◆ PROMPT 1 ◆
Duplicate the records from the start through the line containing "I need the location", keeping both ends, and leave out the pictures.

—————

Well, without a full transcript (or even detailed show notes at this stage), I thought it might be worth doing quick follow-up entry with some of the content.

My first reference is to Wikipedia. With so much of the insulation world online taken up with people trying to sell the stuff, I’ve found Wikipedia to be an excellent source or unbiased, scientific information about what exactly insulation is and how it works.

Heat Transfer

To understand why and how insulation works, we need to briefly step back into basic physics and look at heat transfer. This is because we use insulation to slow down heat transfer, so it’s a good idea to fully understand how heat flows in the first place.

Heat moves in three basic ways:

• Conduction: When one end of something like a metal rod gets hot, the other end will eventually also get hot as heat is conducted through the material.
• Convection: ‘Hot air rises’. This makes air move around in enclosed spaces (e.g. inside your lounge room). The moving air then moves the heat around as a ‘convection current’ is formed in the room. Not that this can lead to draughts as cooler air moves in to replace the warm air rising off a heater.

—————

◆ PROMPT 2 ◆
In the passage on heat transfer, give the part from "Heat moves in" to "off a heater." again, swapping "metal rod" for "copper pipe".

(Visual layout annotation data)
—————

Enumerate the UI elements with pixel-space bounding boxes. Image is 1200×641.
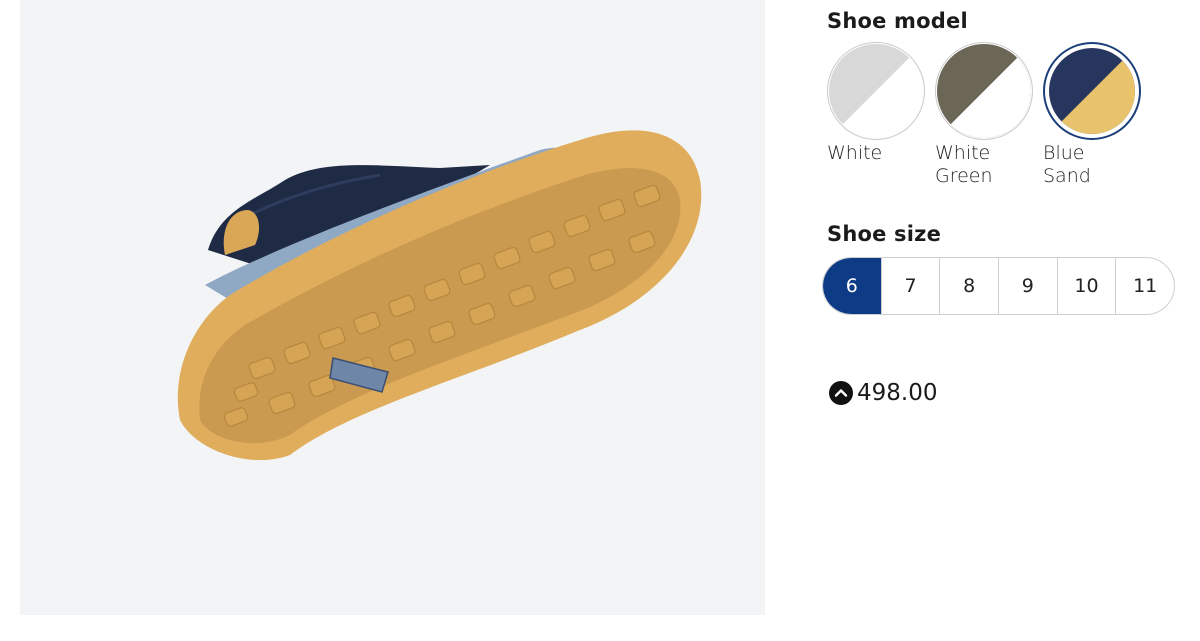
size-option-8[interactable]: 8	[939, 258, 998, 314]
model-label-line2: Sand	[1043, 165, 1091, 187]
model-option-white-green[interactable]: White Green	[935, 42, 1035, 188]
model-option-white[interactable]: White	[827, 42, 927, 165]
price-value: 498.00	[857, 380, 938, 406]
size-option-11[interactable]: 11	[1115, 258, 1174, 314]
size-option-10[interactable]: 10	[1056, 258, 1116, 314]
white-swatch-icon	[829, 44, 923, 138]
model-option-blue-sand[interactable]: Blue Sand	[1043, 42, 1143, 188]
shoe-model-title: Shoe model	[827, 9, 968, 33]
product-viewer[interactable]	[20, 0, 765, 615]
model-label-line1: White	[827, 142, 883, 164]
white-green-swatch-icon	[937, 44, 1031, 138]
shoe-size-title: Shoe size	[827, 222, 942, 246]
size-option-9[interactable]: 9	[998, 258, 1057, 314]
shoe-model-options: White White Green Blue Sand	[827, 42, 1187, 192]
blue-sand-swatch-icon	[1049, 48, 1135, 134]
shoe-image	[177, 130, 702, 461]
model-label-line1: White	[935, 142, 991, 164]
price: 498.00	[829, 380, 937, 406]
chevron-up-circle-icon	[829, 381, 853, 405]
shoe-size-selector: 6 7 8 9 10 11	[822, 257, 1175, 315]
size-option-6[interactable]: 6	[823, 258, 881, 314]
model-label-line2: Green	[935, 165, 993, 187]
size-option-7[interactable]: 7	[880, 258, 940, 314]
model-label-line1: Blue	[1043, 142, 1085, 164]
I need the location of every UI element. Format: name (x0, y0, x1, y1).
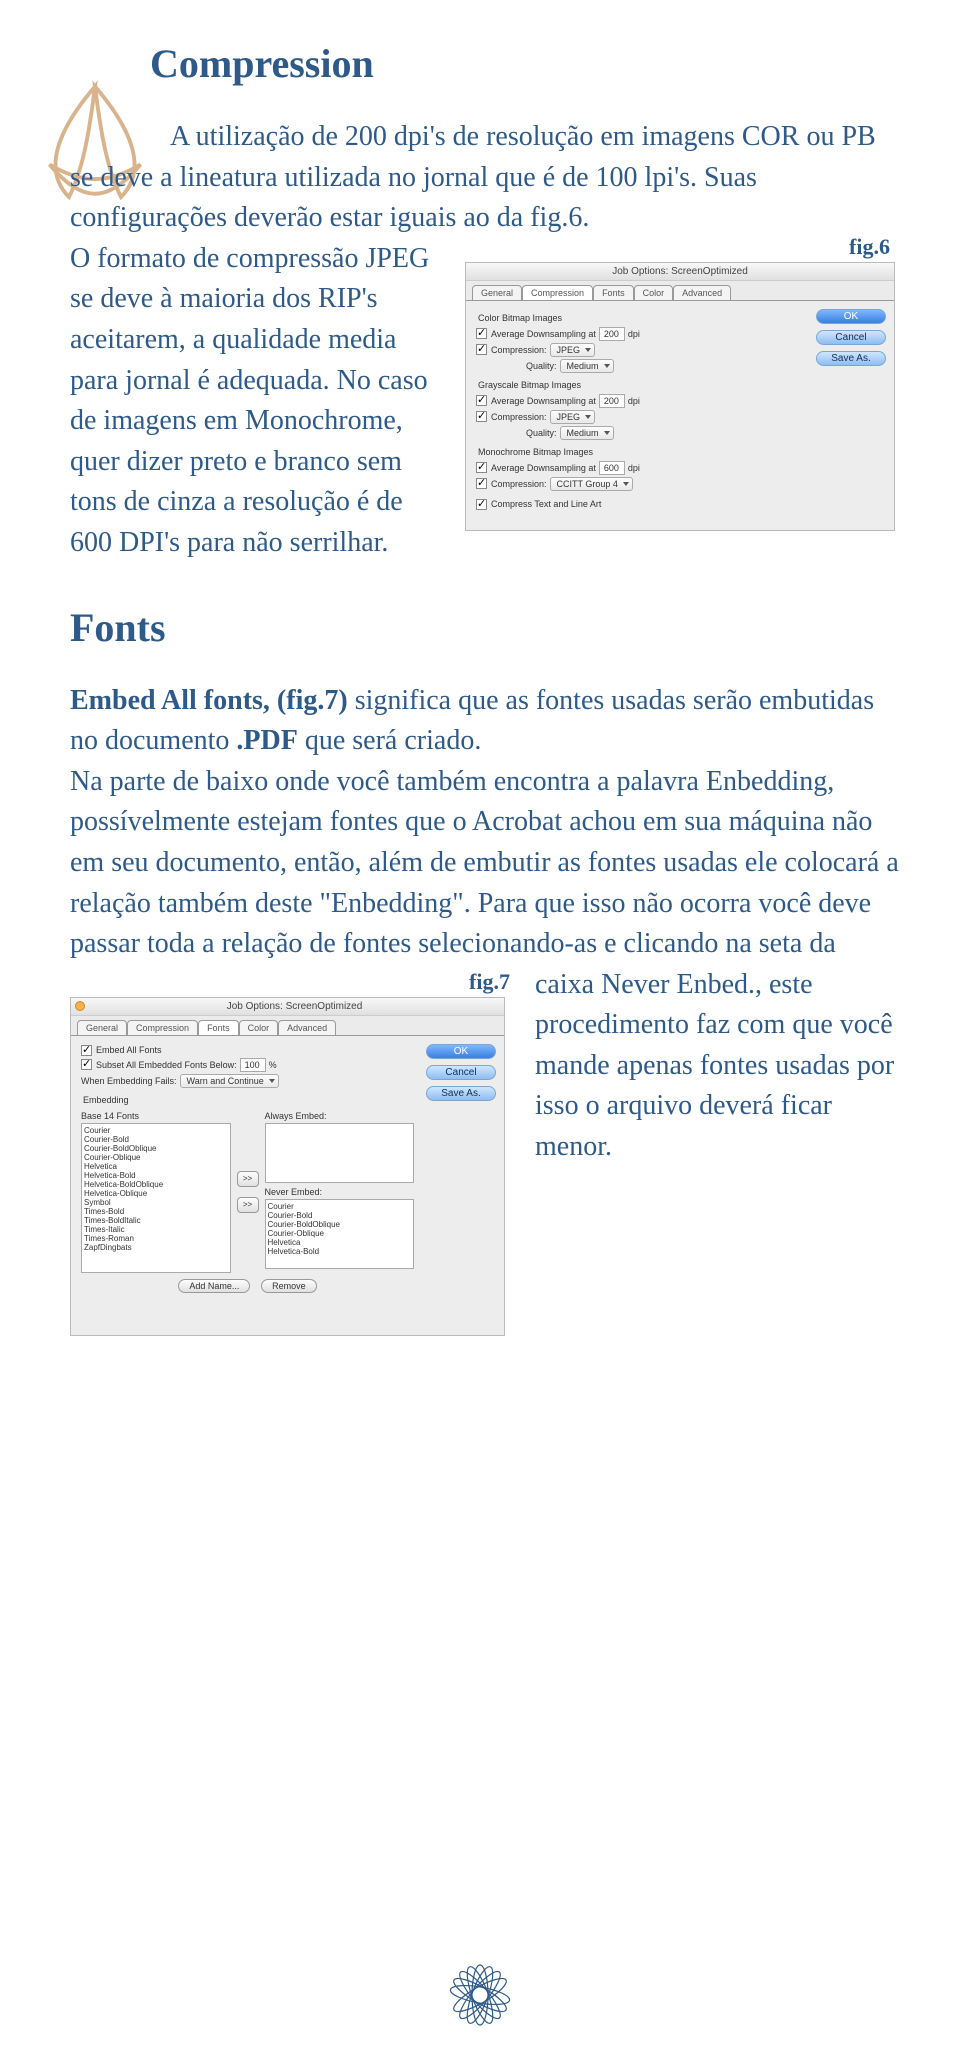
compression-dropdown[interactable]: CCITT Group 4 (550, 477, 633, 491)
group-monochrome-bitmap: Monochrome Bitmap Images (478, 447, 804, 457)
fonts-heading: Fonts (70, 604, 900, 651)
checkbox[interactable] (476, 328, 487, 339)
add-name-button[interactable]: Add Name... (178, 1279, 250, 1293)
embed-all-checkbox[interactable] (81, 1045, 92, 1056)
dpi-field[interactable]: 200 (599, 394, 625, 408)
checkbox[interactable] (476, 344, 487, 355)
checkbox[interactable] (476, 478, 487, 489)
fig7-caption: fig.7 (70, 969, 510, 995)
checkbox[interactable] (476, 499, 487, 510)
cancel-button[interactable]: Cancel (816, 330, 886, 345)
paragraph-1a: A utilização de 200 dpi's de resolução e… (70, 117, 900, 239)
checkbox[interactable] (476, 462, 487, 473)
always-embed-listbox[interactable] (265, 1123, 415, 1183)
dpi-field[interactable]: 600 (599, 461, 625, 475)
figure-6: fig.6 Job Options: ScreenOptimized Gener… (465, 234, 900, 531)
tab-advanced[interactable]: Advanced (673, 285, 731, 300)
ok-button[interactable]: OK (816, 309, 886, 324)
checkbox[interactable] (476, 411, 487, 422)
saveas-button[interactable]: Save As. (816, 351, 886, 366)
subset-pct-field[interactable]: 100 (240, 1058, 266, 1072)
group-grayscale-bitmap: Grayscale Bitmap Images (478, 380, 804, 390)
never-embed-label: Never Embed: (265, 1187, 415, 1197)
remove-button[interactable]: Remove (261, 1279, 317, 1293)
compression-dropdown[interactable]: JPEG (550, 343, 596, 357)
fig7-window-title: Job Options: ScreenOptimized (71, 998, 504, 1016)
checkbox[interactable] (476, 395, 487, 406)
compression-heading: Compression (150, 40, 900, 87)
never-embed-listbox[interactable]: CourierCourier-BoldCourier-BoldObliqueCo… (265, 1199, 415, 1269)
tab-compression[interactable]: Compression (127, 1020, 198, 1035)
footer-swirl-icon (445, 1960, 515, 2030)
tab-fonts[interactable]: Fonts (198, 1020, 239, 1035)
paragraph-2b: Na parte de baixo onde você também encon… (70, 762, 900, 965)
move-right-button[interactable]: >> (237, 1197, 259, 1213)
tab-general[interactable]: General (77, 1020, 127, 1035)
move-right-button[interactable]: >> (237, 1171, 259, 1187)
dpi-field[interactable]: 200 (599, 327, 625, 341)
embedding-label: Embedding (83, 1095, 414, 1105)
tab-color[interactable]: Color (239, 1020, 279, 1035)
fig6-tabs: General Compression Fonts Color Advanced (466, 281, 894, 300)
fig6-window-title: Job Options: ScreenOptimized (466, 263, 894, 281)
tab-advanced[interactable]: Advanced (278, 1020, 336, 1035)
paragraph-2a: Embed All fonts, (fig.7) significa que a… (70, 681, 900, 762)
saveas-button[interactable]: Save As. (426, 1086, 496, 1101)
tab-fonts[interactable]: Fonts (593, 285, 634, 300)
quality-dropdown[interactable]: Medium (560, 359, 614, 373)
cancel-button[interactable]: Cancel (426, 1065, 496, 1080)
tab-color[interactable]: Color (634, 285, 674, 300)
compression-dropdown[interactable]: JPEG (550, 410, 596, 424)
fig7-tabs: General Compression Fonts Color Advanced (71, 1016, 504, 1035)
subset-checkbox[interactable] (81, 1059, 92, 1070)
embed-fail-dropdown[interactable]: Warn and Continue (180, 1074, 279, 1088)
always-embed-label: Always Embed: (265, 1111, 415, 1121)
group-color-bitmap: Color Bitmap Images (478, 313, 804, 323)
base14-label: Base 14 Fonts (81, 1111, 231, 1121)
ok-button[interactable]: OK (426, 1044, 496, 1059)
traffic-light-icon (75, 1001, 85, 1011)
tab-general[interactable]: General (472, 285, 522, 300)
base14-listbox[interactable]: CourierCourier-BoldCourier-BoldObliqueCo… (81, 1123, 231, 1273)
quality-dropdown[interactable]: Medium (560, 426, 614, 440)
tab-compression[interactable]: Compression (522, 285, 593, 300)
figure-7: fig.7 Job Options: ScreenOptimized Gener… (70, 969, 510, 1336)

—————

◆ CORRECT ANSWER 1 ◆
Enumerate the UI elements with pixel-space bounding boxes. Image is 1200×641.
size-option-8[interactable]: 8	[939, 258, 998, 314]
model-label-line2: Sand	[1043, 165, 1091, 187]
model-option-white-green[interactable]: White Green	[935, 42, 1035, 188]
model-option-white[interactable]: White	[827, 42, 927, 165]
price-value: 498.00	[857, 380, 938, 406]
size-option-11[interactable]: 11	[1115, 258, 1174, 314]
size-option-10[interactable]: 10	[1056, 258, 1116, 314]
white-swatch-icon	[829, 44, 923, 138]
model-option-blue-sand[interactable]: Blue Sand	[1043, 42, 1143, 188]
shoe-model-title: Shoe model	[827, 9, 968, 33]
product-viewer[interactable]	[20, 0, 765, 615]
model-label-line1: White	[827, 142, 883, 164]
white-green-swatch-icon	[937, 44, 1031, 138]
shoe-size-title: Shoe size	[827, 222, 942, 246]
size-option-9[interactable]: 9	[998, 258, 1057, 314]
shoe-model-options: White White Green Blue Sand	[827, 42, 1187, 192]
blue-sand-swatch-icon	[1049, 48, 1135, 134]
shoe-image	[177, 130, 702, 461]
model-label-line1: White	[935, 142, 991, 164]
price: 498.00	[829, 380, 937, 406]
chevron-up-circle-icon	[829, 381, 853, 405]
shoe-size-selector: 6 7 8 9 10 11	[822, 257, 1175, 315]
size-option-6[interactable]: 6	[823, 258, 881, 314]
model-label-line2: Green	[935, 165, 993, 187]
size-option-7[interactable]: 7	[880, 258, 940, 314]
model-label-line1: Blue	[1043, 142, 1085, 164]
I need the location of every UI element. Format: name (x0, y0, x1, y1).

◆ CORRECT ANSWER 2 ◆
Heat moves in three basic ways:

• Conduction: When one end of something like a copper pipe gets hot, the other end will eventually also get hot as heat is conducted through the material.
• Convection: ‘Hot air rises’. This makes air move around in enclosed spaces (e.g. inside your lounge room). The moving air then moves the heat around as a ‘convection current’ is formed in the room. Not that this can lead to draughts as cooler air moves in to replace the warm air rising off a heater.